(WHAT YOU ARE ASKED TO DO):
Find the lines of data that contain the string "location", then list them.

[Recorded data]

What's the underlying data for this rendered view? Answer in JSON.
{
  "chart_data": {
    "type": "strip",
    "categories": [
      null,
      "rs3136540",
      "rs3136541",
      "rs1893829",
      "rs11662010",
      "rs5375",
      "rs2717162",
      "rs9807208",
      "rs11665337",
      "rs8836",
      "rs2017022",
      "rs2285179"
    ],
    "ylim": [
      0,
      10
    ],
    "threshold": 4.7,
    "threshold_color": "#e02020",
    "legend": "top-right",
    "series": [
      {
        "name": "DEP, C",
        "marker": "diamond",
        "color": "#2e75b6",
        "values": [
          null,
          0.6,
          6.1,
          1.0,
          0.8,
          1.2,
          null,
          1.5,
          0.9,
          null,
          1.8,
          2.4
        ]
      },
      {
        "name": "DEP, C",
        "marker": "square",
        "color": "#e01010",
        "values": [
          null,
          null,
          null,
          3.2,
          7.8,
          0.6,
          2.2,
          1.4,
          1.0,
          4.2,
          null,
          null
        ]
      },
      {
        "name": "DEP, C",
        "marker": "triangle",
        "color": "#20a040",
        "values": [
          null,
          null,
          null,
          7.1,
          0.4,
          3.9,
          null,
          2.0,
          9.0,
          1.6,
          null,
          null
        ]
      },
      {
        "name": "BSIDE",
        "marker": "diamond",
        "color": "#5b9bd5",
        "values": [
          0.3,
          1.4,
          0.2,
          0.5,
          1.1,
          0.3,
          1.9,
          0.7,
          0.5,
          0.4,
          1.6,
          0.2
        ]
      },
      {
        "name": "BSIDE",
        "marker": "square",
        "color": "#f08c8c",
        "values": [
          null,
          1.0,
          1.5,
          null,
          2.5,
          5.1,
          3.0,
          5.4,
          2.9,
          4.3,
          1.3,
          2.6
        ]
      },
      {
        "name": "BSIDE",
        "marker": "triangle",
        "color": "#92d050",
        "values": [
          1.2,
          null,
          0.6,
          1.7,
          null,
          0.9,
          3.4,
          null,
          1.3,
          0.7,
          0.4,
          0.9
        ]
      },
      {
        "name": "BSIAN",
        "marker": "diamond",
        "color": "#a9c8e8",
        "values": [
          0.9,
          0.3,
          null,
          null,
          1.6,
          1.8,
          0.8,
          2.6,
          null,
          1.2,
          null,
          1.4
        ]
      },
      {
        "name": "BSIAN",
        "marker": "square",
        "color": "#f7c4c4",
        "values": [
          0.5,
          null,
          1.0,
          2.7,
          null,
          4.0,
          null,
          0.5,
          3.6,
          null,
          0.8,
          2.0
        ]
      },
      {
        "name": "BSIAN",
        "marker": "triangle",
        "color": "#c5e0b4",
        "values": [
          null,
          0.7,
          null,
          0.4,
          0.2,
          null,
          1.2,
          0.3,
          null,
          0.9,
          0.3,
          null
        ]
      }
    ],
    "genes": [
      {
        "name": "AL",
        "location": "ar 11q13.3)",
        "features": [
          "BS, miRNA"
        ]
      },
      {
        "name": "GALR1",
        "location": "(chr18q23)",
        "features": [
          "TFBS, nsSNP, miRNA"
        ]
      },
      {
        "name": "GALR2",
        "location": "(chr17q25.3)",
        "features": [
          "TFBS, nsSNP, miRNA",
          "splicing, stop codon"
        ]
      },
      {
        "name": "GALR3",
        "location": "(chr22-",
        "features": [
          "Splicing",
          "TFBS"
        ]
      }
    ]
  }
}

(SOLUTION TO THE EXERCISE):
        "location": "ar 11q13.3)",
        "location": "(chr18q23)",
        "location": "(chr17q25.3)",
        "location": "(chr22-",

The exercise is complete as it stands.